## WRITTEN TASK
Copy out every line of the items below word for word, leaving out the pictures.

## DATA IN THIS EXERCISE
--------------------------------------------------

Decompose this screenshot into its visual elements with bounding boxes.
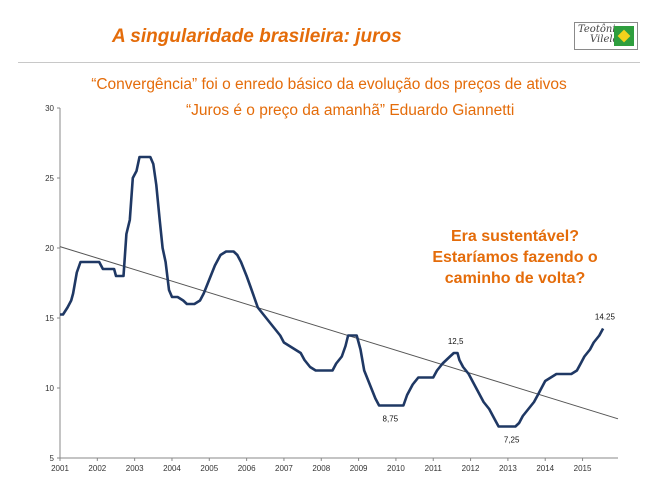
x-tick-label: 2010: [387, 464, 405, 473]
selic-rate-line: [60, 155, 605, 428]
callout-line-2: Estaríamos fazendo o: [432, 249, 598, 266]
y-tick-label: 30: [45, 104, 54, 113]
data-label: 12,5: [448, 337, 464, 346]
data-label: 7,25: [504, 436, 520, 445]
x-tick-label: 2015: [574, 464, 592, 473]
data-label: 14.25: [595, 313, 616, 322]
y-tick-label: 25: [45, 174, 54, 183]
data-label: 8,75: [383, 415, 399, 424]
x-tick-label: 2006: [238, 464, 256, 473]
x-tick-label: 2012: [462, 464, 480, 473]
x-tick-label: 2008: [312, 464, 330, 473]
subtitle-line-1: “Convergência” foi o enredo básico da ev…: [91, 76, 567, 93]
y-tick-label: 10: [45, 384, 54, 393]
x-tick-label: 2003: [126, 464, 144, 473]
callout-text: Era sustentável? Estaríamos fazendo o ca…: [404, 226, 626, 289]
y-tick-label: 20: [45, 244, 54, 253]
x-tick-label: 2007: [275, 464, 293, 473]
trend-line: [59, 246, 619, 420]
x-tick-label: 2013: [499, 464, 517, 473]
x-tick-label: 2009: [350, 464, 368, 473]
callout-line-1: Era sustentável?: [450, 228, 580, 245]
x-tick-label: 2001: [51, 464, 69, 473]
subtitle-line-2: “Juros é o preço da amanhã” Eduardo Gian…: [186, 102, 515, 119]
x-tick-label: 2014: [536, 464, 554, 473]
x-tick-label: 2011: [425, 464, 443, 473]
logo-flag-icon: [614, 26, 634, 46]
logo-text-line1: Teotônio: [578, 24, 622, 35]
callout-line-3: caminho de volta?: [444, 270, 586, 287]
x-tick-label: 2005: [200, 464, 218, 473]
x-tick-label: 2004: [163, 464, 181, 473]
logo-wordmark: Teotônio Vilela: [578, 25, 622, 45]
y-tick-label: 15: [45, 314, 54, 323]
title-divider: [18, 62, 640, 63]
slide-title: A singularidade brasileira: juros: [112, 26, 402, 47]
logo-text-line2: Vilela: [590, 34, 619, 45]
y-tick-label: 5: [50, 454, 55, 463]
teotonio-vilela-logo: Teotônio Vilela: [574, 22, 638, 50]
x-tick-label: 2002: [88, 464, 106, 473]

--------------------------------------------------

## RESPONSE
Decompose this screenshot into its visual elements with bounding boxes.
x-tick-label: 2010: [387, 464, 405, 473]
selic-rate-line: [60, 155, 605, 428]
callout-line-2: Estaríamos fazendo o: [432, 249, 598, 266]
y-tick-label: 30: [45, 104, 54, 113]
data-label: 12,5: [448, 337, 464, 346]
data-label: 7,25: [504, 436, 520, 445]
x-tick-label: 2015: [574, 464, 592, 473]
data-label: 14.25: [595, 313, 616, 322]
y-tick-label: 25: [45, 174, 54, 183]
data-label: 8,75: [383, 415, 399, 424]
x-tick-label: 2006: [238, 464, 256, 473]
x-tick-label: 2012: [462, 464, 480, 473]
x-tick-label: 2008: [312, 464, 330, 473]
subtitle-line-1: “Convergência” foi o enredo básico da ev…: [91, 76, 567, 93]
y-tick-label: 10: [45, 384, 54, 393]
x-tick-label: 2003: [126, 464, 144, 473]
callout-text: Era sustentável? Estaríamos fazendo o ca…: [404, 226, 626, 289]
y-tick-label: 20: [45, 244, 54, 253]
x-tick-label: 2007: [275, 464, 293, 473]
trend-line: [59, 246, 619, 420]
x-tick-label: 2013: [499, 464, 517, 473]
x-tick-label: 2009: [350, 464, 368, 473]
callout-line-1: Era sustentável?: [450, 228, 580, 245]
x-tick-label: 2001: [51, 464, 69, 473]
subtitle-line-2: “Juros é o preço da amanhã” Eduardo Gian…: [186, 102, 515, 119]
x-tick-label: 2014: [536, 464, 554, 473]
x-tick-label: 2011: [425, 464, 443, 473]
logo-flag-icon: [614, 26, 634, 46]
logo-text-line1: Teotônio: [578, 24, 622, 35]
callout-line-3: caminho de volta?: [444, 270, 586, 287]
x-tick-label: 2005: [200, 464, 218, 473]
x-tick-label: 2004: [163, 464, 181, 473]
logo-wordmark: Teotônio Vilela: [578, 25, 622, 45]
y-tick-label: 15: [45, 314, 54, 323]
title-divider: [18, 62, 640, 63]
slide-title: A singularidade brasileira: juros: [112, 26, 402, 47]
logo-text-line2: Vilela: [590, 34, 619, 45]
y-tick-label: 5: [50, 454, 55, 463]
teotonio-vilela-logo: Teotônio Vilela: [574, 22, 638, 50]
x-tick-label: 2002: [88, 464, 106, 473]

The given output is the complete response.